> [TASK OBJECTIVE]:
Omit all pictures. Copy the rest of the material exactly.

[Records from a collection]
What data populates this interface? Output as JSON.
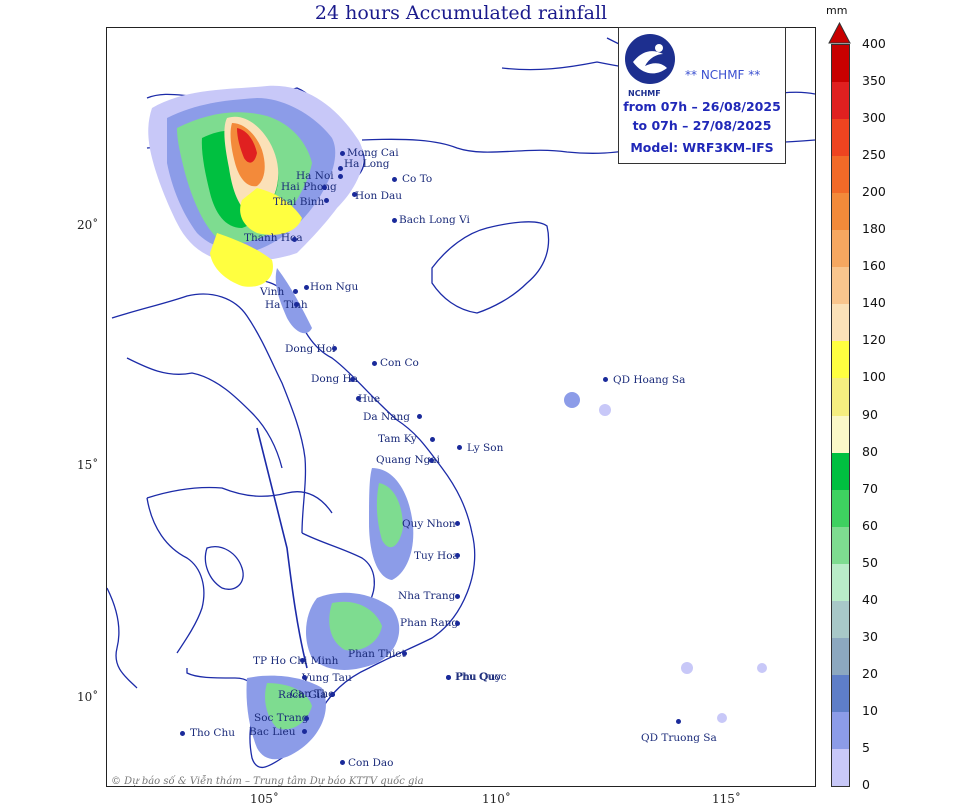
{
  "title": "24 hours Accumulated rainfall",
  "legend": {
    "unit": "mm",
    "ticks": [
      "400",
      "350",
      "300",
      "250",
      "200",
      "180",
      "160",
      "140",
      "120",
      "100",
      "90",
      "80",
      "70",
      "60",
      "50",
      "40",
      "30",
      "20",
      "10",
      "5",
      "0"
    ],
    "colors": [
      "#c80000",
      "#e02020",
      "#ee4420",
      "#f26a28",
      "#f38a3a",
      "#f6a760",
      "#f9c58d",
      "#fbe1b8",
      "#ffff40",
      "#f5ee80",
      "#fbf8c8",
      "#00c040",
      "#3ed160",
      "#7edc90",
      "#b9ecc8",
      "#a8c8c8",
      "#8ca8c0",
      "#5e7ec8",
      "#8c9ce8",
      "#c8c8f8",
      "#ffffff"
    ]
  },
  "info": {
    "logo_text": "NCHMF",
    "org": "** NCHMF **",
    "from": "from 07h – 26/08/2025",
    "to": "to 07h – 27/08/2025",
    "model": "Model: WRF3KM–IFS"
  },
  "axes": {
    "lat": [
      "20˚",
      "15˚",
      "10˚"
    ],
    "lon": [
      "105˚",
      "110˚",
      "115˚"
    ]
  },
  "places": [
    {
      "name": "Mong Cai"
    },
    {
      "name": "Ha Long"
    },
    {
      "name": "Co To"
    },
    {
      "name": "Ha Noi"
    },
    {
      "name": "Hon Dau"
    },
    {
      "name": "Hai Phong"
    },
    {
      "name": "Thai Binh"
    },
    {
      "name": "Bach Long Vi"
    },
    {
      "name": "Thanh Hoa"
    },
    {
      "name": "Hon Ngu"
    },
    {
      "name": "Vinh"
    },
    {
      "name": "Ha Tinh"
    },
    {
      "name": "Dong Hoi"
    },
    {
      "name": "Con Co"
    },
    {
      "name": "Dong Ha"
    },
    {
      "name": "Hue"
    },
    {
      "name": "Da Nang"
    },
    {
      "name": "QD Hoang Sa"
    },
    {
      "name": "Tam Ky"
    },
    {
      "name": "Ly Son"
    },
    {
      "name": "Quang Ngai"
    },
    {
      "name": "Quy Nhon"
    },
    {
      "name": "Tuy Hoa"
    },
    {
      "name": "Nha Trang"
    },
    {
      "name": "Phan Rang"
    },
    {
      "name": "Phan Thiet"
    },
    {
      "name": "TP Ho Chi Minh"
    },
    {
      "name": "Phu Quoc"
    },
    {
      "name": "Vung Tau"
    },
    {
      "name": "Rach Gia"
    },
    {
      "name": "Can Tho"
    },
    {
      "name": "Soc Trang"
    },
    {
      "name": "Bac Lieu"
    },
    {
      "name": "Tho Chu"
    },
    {
      "name": "Con Dao"
    },
    {
      "name": "Phu Quy"
    },
    {
      "name": "QD Truong Sa"
    }
  ],
  "credit": "© Dự báo số & Viễn thám – Trung tâm Dự báo KTTV quốc gia"
}
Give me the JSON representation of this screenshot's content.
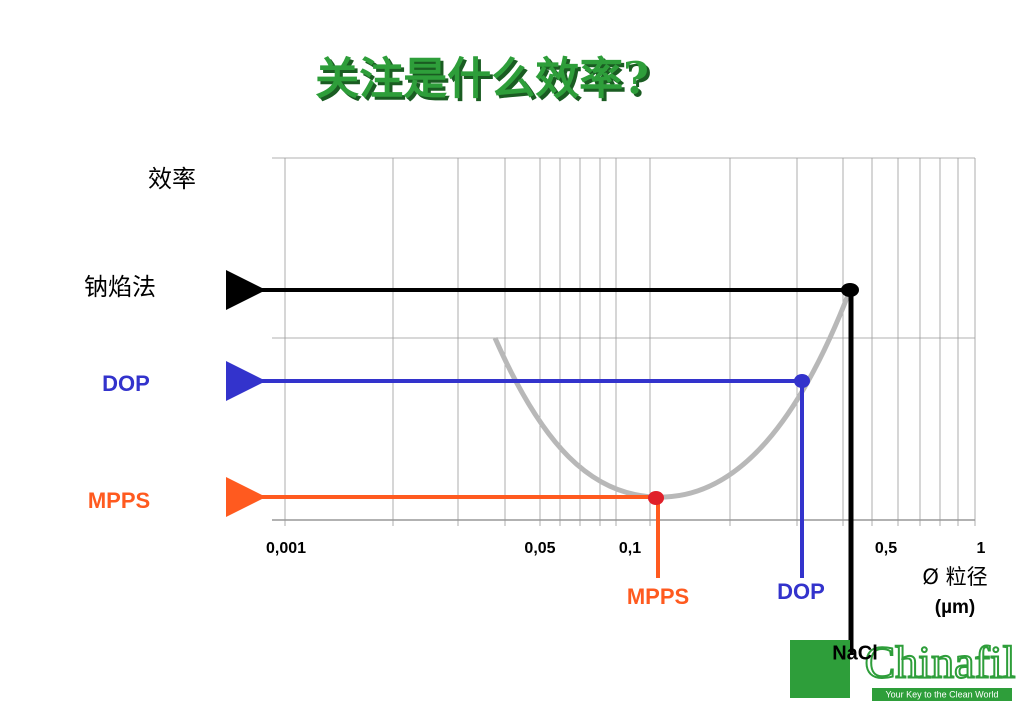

> [RESULT BELOW]:
What data populates this interface? Output as JSON.
{
  "title": "24 hours Accumulated rainfall",
  "legend": {
    "unit": "mm",
    "ticks": [
      "400",
      "350",
      "300",
      "250",
      "200",
      "180",
      "160",
      "140",
      "120",
      "100",
      "90",
      "80",
      "70",
      "60",
      "50",
      "40",
      "30",
      "20",
      "10",
      "5",
      "0"
    ],
    "colors": [
      "#c80000",
      "#e02020",
      "#ee4420",
      "#f26a28",
      "#f38a3a",
      "#f6a760",
      "#f9c58d",
      "#fbe1b8",
      "#ffff40",
      "#f5ee80",
      "#fbf8c8",
      "#00c040",
      "#3ed160",
      "#7edc90",
      "#b9ecc8",
      "#a8c8c8",
      "#8ca8c0",
      "#5e7ec8",
      "#8c9ce8",
      "#c8c8f8",
      "#ffffff"
    ]
  },
  "info": {
    "logo_text": "NCHMF",
    "org": "** NCHMF **",
    "from": "from 07h – 26/08/2025",
    "to": "to 07h – 27/08/2025",
    "model": "Model: WRF3KM–IFS"
  },
  "axes": {
    "lat": [
      "20˚",
      "15˚",
      "10˚"
    ],
    "lon": [
      "105˚",
      "110˚",
      "115˚"
    ]
  },
  "places": [
    {
      "name": "Mong Cai"
    },
    {
      "name": "Ha Long"
    },
    {
      "name": "Co To"
    },
    {
      "name": "Ha Noi"
    },
    {
      "name": "Hon Dau"
    },
    {
      "name": "Hai Phong"
    },
    {
      "name": "Thai Binh"
    },
    {
      "name": "Bach Long Vi"
    },
    {
      "name": "Thanh Hoa"
    },
    {
      "name": "Hon Ngu"
    },
    {
      "name": "Vinh"
    },
    {
      "name": "Ha Tinh"
    },
    {
      "name": "Dong Hoi"
    },
    {
      "name": "Con Co"
    },
    {
      "name": "Dong Ha"
    },
    {
      "name": "Hue"
    },
    {
      "name": "Da Nang"
    },
    {
      "name": "QD Hoang Sa"
    },
    {
      "name": "Tam Ky"
    },
    {
      "name": "Ly Son"
    },
    {
      "name": "Quang Ngai"
    },
    {
      "name": "Quy Nhon"
    },
    {
      "name": "Tuy Hoa"
    },
    {
      "name": "Nha Trang"
    },
    {
      "name": "Phan Rang"
    },
    {
      "name": "Phan Thiet"
    },
    {
      "name": "TP Ho Chi Minh"
    },
    {
      "name": "Phu Quoc"
    },
    {
      "name": "Vung Tau"
    },
    {
      "name": "Rach Gia"
    },
    {
      "name": "Can Tho"
    },
    {
      "name": "Soc Trang"
    },
    {
      "name": "Bac Lieu"
    },
    {
      "name": "Tho Chu"
    },
    {
      "name": "Con Dao"
    },
    {
      "name": "Phu Quy"
    },
    {
      "name": "QD Truong Sa"
    }
  ],
  "credit": "© Dự báo số & Viễn thám – Trung tâm Dự báo KTTV quốc gia"
}
Give me the JSON representation of this screenshot's content.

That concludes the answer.